### Goal:
Word for word, restate every line of the material.

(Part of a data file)

▼

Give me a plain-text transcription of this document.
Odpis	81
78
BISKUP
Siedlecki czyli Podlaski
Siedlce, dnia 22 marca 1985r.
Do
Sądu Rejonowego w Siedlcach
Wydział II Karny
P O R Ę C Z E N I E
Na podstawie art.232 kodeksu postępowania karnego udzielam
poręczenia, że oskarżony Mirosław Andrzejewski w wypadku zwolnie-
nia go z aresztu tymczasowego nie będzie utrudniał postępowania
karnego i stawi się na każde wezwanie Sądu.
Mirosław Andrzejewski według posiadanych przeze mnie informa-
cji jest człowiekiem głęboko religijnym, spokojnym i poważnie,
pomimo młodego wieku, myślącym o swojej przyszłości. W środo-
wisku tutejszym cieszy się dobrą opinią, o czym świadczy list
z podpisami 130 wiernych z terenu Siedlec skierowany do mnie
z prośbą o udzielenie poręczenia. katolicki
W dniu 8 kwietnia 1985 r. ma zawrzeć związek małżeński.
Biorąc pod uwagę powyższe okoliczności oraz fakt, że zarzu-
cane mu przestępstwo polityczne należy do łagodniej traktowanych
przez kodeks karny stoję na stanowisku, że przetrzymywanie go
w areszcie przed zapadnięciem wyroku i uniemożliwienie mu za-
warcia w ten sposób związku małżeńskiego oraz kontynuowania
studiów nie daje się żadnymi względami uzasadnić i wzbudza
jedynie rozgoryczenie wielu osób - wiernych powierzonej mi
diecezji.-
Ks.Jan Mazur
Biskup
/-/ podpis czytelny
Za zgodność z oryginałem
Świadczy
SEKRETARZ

▲

### Written answer:
Give me a plain-text transcription of this document.
Odpis	81
78
BISKUP
Siedlecki czyli Podlaski
Siedlce, dnia 22 marca 1985r.
Do
Sądu Rejonowego w Siedlcach
Wydział II Karny
P O R Ę C Z E N I E
Na podstawie art.232 kodeksu postępowania karnego udzielam
poręczenia, że oskarżony Mirosław Andrzejewski w wypadku zwolnie-
nia go z aresztu tymczasowego nie będzie utrudniał postępowania
karnego i stawi się na każde wezwanie Sądu.
Mirosław Andrzejewski według posiadanych przeze mnie informa-
cji jest człowiekiem głęboko religijnym, spokojnym i poważnie,
pomimo młodego wieku, myślącym o swojej przyszłości. W środo-
wisku tutejszym cieszy się dobrą opinią, o czym świadczy list
z podpisami 130 wiernych z terenu Siedlec skierowany do mnie
z prośbą o udzielenie poręczenia. katolicki
W dniu 8 kwietnia 1985 r. ma zawrzeć związek małżeński.
Biorąc pod uwagę powyższe okoliczności oraz fakt, że zarzu-
cane mu przestępstwo polityczne należy do łagodniej traktowanych
przez kodeks karny stoję na stanowisku, że przetrzymywanie go
w areszcie przed zapadnięciem wyroku i uniemożliwienie mu za-
warcia w ten sposób związku małżeńskiego oraz kontynuowania
studiów nie daje się żadnymi względami uzasadnić i wzbudza
jedynie rozgoryczenie wielu osób - wiernych powierzonej mi
diecezji.-
Ks.Jan Mazur
Biskup
/-/ podpis czytelny
Za zgodność z oryginałem
Świadczy
SEKRETARZ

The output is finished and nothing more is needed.